◆ Data for this task
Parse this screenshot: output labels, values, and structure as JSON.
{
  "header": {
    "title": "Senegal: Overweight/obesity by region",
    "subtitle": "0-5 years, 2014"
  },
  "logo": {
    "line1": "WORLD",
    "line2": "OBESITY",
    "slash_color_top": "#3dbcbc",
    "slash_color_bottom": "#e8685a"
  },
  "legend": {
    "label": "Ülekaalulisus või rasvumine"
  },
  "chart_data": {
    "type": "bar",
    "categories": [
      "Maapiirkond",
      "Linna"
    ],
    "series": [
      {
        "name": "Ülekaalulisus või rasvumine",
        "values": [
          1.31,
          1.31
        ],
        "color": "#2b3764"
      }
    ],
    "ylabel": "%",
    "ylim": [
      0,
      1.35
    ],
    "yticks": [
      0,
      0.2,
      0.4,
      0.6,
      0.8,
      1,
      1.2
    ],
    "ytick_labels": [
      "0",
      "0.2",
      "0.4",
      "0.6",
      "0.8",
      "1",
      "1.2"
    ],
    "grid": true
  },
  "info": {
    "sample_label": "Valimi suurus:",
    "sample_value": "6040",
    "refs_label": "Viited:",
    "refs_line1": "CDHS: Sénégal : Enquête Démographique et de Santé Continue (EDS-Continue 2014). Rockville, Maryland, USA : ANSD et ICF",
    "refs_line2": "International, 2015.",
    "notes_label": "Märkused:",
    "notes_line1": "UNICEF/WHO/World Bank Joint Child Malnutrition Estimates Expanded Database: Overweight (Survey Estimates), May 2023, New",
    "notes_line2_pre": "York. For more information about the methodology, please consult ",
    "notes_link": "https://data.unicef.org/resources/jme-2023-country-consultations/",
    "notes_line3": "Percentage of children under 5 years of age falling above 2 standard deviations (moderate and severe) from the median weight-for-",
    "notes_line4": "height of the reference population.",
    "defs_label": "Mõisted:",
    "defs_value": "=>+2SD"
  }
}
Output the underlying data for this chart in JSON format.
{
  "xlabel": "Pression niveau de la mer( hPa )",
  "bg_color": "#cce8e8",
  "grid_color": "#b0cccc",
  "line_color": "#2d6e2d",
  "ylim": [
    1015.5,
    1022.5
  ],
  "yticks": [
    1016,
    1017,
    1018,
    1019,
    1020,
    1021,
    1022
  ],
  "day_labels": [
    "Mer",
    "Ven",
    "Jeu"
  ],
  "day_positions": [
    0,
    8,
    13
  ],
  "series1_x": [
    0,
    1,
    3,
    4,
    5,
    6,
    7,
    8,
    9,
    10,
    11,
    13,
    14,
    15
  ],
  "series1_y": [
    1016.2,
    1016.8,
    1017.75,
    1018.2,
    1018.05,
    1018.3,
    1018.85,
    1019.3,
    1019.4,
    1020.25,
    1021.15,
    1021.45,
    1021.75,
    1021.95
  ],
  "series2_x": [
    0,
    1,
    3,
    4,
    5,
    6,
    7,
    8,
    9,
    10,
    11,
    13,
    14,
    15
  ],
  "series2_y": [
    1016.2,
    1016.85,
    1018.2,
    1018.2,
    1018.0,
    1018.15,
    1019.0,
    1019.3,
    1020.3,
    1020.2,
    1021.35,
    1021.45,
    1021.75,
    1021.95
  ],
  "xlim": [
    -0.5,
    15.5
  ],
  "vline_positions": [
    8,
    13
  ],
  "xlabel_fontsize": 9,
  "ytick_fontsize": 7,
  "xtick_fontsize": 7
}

◆ What the task requires
Every line above should be printed again exactly as it stands.

◆ Reply
Parse this screenshot: output labels, values, and structure as JSON.
{
  "header": {
    "title": "Senegal: Overweight/obesity by region",
    "subtitle": "0-5 years, 2014"
  },
  "logo": {
    "line1": "WORLD",
    "line2": "OBESITY",
    "slash_color_top": "#3dbcbc",
    "slash_color_bottom": "#e8685a"
  },
  "legend": {
    "label": "Ülekaalulisus või rasvumine"
  },
  "chart_data": {
    "type": "bar",
    "categories": [
      "Maapiirkond",
      "Linna"
    ],
    "series": [
      {
        "name": "Ülekaalulisus või rasvumine",
        "values": [
          1.31,
          1.31
        ],
        "color": "#2b3764"
      }
    ],
    "ylabel": "%",
    "ylim": [
      0,
      1.35
    ],
    "yticks": [
      0,
      0.2,
      0.4,
      0.6,
      0.8,
      1,
      1.2
    ],
    "ytick_labels": [
      "0",
      "0.2",
      "0.4",
      "0.6",
      "0.8",
      "1",
      "1.2"
    ],
    "grid": true
  },
  "info": {
    "sample_label": "Valimi suurus:",
    "sample_value": "6040",
    "refs_label": "Viited:",
    "refs_line1": "CDHS: Sénégal : Enquête Démographique et de Santé Continue (EDS-Continue 2014). Rockville, Maryland, USA : ANSD et ICF",
    "refs_line2": "International, 2015.",
    "notes_label": "Märkused:",
    "notes_line1": "UNICEF/WHO/World Bank Joint Child Malnutrition Estimates Expanded Database: Overweight (Survey Estimates), May 2023, New",
    "notes_line2_pre": "York. For more information about the methodology, please consult ",
    "notes_link": "https://data.unicef.org/resources/jme-2023-country-consultations/",
    "notes_line3": "Percentage of children under 5 years of age falling above 2 standard deviations (moderate and severe) from the median weight-for-",
    "notes_line4": "height of the reference population.",
    "defs_label": "Mõisted:",
    "defs_value": "=>+2SD"
  }
}
Output the underlying data for this chart in JSON format.
{
  "xlabel": "Pression niveau de la mer( hPa )",
  "bg_color": "#cce8e8",
  "grid_color": "#b0cccc",
  "line_color": "#2d6e2d",
  "ylim": [
    1015.5,
    1022.5
  ],
  "yticks": [
    1016,
    1017,
    1018,
    1019,
    1020,
    1021,
    1022
  ],
  "day_labels": [
    "Mer",
    "Ven",
    "Jeu"
  ],
  "day_positions": [
    0,
    8,
    13
  ],
  "series1_x": [
    0,
    1,
    3,
    4,
    5,
    6,
    7,
    8,
    9,
    10,
    11,
    13,
    14,
    15
  ],
  "series1_y": [
    1016.2,
    1016.8,
    1017.75,
    1018.2,
    1018.05,
    1018.3,
    1018.85,
    1019.3,
    1019.4,
    1020.25,
    1021.15,
    1021.45,
    1021.75,
    1021.95
  ],
  "series2_x": [
    0,
    1,
    3,
    4,
    5,
    6,
    7,
    8,
    9,
    10,
    11,
    13,
    14,
    15
  ],
  "series2_y": [
    1016.2,
    1016.85,
    1018.2,
    1018.2,
    1018.0,
    1018.15,
    1019.0,
    1019.3,
    1020.3,
    1020.2,
    1021.35,
    1021.45,
    1021.75,
    1021.95
  ],
  "xlim": [
    -0.5,
    15.5
  ],
  "vline_positions": [
    8,
    13
  ],
  "xlabel_fontsize": 9,
  "ytick_fontsize": 7,
  "xtick_fontsize": 7
}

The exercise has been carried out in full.